▶ _Stated exercise_
Review the material line by line. Identify and copy every line that contains the string "release".

Some records:
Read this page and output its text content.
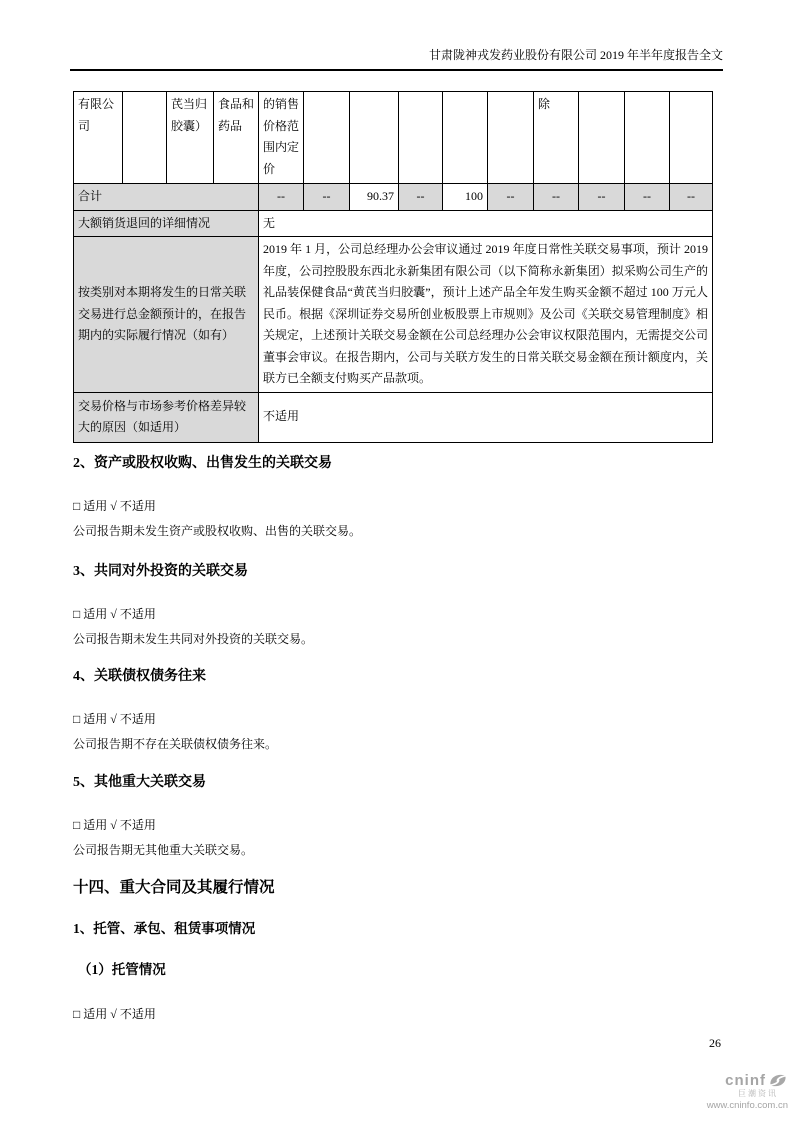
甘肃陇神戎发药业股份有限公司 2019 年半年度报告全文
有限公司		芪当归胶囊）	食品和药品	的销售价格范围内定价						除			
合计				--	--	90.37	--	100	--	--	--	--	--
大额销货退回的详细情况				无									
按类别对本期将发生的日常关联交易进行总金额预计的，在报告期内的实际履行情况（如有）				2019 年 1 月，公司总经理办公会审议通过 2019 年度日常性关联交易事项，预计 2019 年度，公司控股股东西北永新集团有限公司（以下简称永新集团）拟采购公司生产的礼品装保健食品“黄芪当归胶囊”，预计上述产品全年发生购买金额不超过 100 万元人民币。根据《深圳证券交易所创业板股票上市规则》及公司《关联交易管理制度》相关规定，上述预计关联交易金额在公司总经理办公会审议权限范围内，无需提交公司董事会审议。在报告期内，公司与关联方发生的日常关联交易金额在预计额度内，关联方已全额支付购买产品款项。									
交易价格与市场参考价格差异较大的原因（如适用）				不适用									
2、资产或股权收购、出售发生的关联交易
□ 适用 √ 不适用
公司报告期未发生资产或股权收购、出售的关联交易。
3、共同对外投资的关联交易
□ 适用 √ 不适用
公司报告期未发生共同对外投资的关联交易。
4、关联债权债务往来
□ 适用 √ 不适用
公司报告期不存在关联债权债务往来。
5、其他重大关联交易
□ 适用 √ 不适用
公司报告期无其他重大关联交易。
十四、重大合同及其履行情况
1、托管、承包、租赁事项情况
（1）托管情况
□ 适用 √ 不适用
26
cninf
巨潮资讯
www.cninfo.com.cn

---

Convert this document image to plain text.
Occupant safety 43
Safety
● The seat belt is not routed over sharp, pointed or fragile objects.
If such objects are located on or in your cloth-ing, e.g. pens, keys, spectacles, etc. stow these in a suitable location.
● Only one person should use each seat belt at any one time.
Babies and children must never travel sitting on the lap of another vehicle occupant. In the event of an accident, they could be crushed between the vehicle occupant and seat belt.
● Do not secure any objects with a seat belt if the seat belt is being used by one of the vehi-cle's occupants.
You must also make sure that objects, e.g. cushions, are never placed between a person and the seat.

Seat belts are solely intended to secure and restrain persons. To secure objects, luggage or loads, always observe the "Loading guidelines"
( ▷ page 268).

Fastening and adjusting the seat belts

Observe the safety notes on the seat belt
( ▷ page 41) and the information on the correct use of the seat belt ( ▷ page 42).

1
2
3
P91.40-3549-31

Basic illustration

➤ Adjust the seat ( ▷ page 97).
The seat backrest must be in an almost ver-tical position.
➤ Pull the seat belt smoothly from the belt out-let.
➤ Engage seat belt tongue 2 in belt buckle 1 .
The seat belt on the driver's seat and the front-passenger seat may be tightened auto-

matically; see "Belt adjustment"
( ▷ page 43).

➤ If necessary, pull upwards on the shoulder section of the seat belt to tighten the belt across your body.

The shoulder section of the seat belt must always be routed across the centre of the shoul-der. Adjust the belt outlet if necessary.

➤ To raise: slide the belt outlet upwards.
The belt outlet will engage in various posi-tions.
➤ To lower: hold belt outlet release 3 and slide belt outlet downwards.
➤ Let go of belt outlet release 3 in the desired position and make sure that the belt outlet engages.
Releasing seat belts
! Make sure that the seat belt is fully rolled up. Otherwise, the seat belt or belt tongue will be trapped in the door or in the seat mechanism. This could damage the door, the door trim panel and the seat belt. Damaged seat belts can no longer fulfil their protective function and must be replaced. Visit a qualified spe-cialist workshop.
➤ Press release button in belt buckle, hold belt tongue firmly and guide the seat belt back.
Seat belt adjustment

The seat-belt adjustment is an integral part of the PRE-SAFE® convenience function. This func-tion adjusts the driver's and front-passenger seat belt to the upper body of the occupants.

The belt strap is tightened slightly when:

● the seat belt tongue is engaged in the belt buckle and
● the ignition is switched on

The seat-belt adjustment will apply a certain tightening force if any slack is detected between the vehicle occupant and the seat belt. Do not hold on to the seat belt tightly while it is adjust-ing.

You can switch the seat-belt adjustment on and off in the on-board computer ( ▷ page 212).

▶ _Answer to this task_
➤ To lower: hold belt outlet release 3 and slide belt outlet downwards.
➤ Let go of belt outlet release 3 in the desired position and make sure that the belt outlet engages.
➤ Press release button in belt buckle, hold belt tongue firmly and guide the seat belt back.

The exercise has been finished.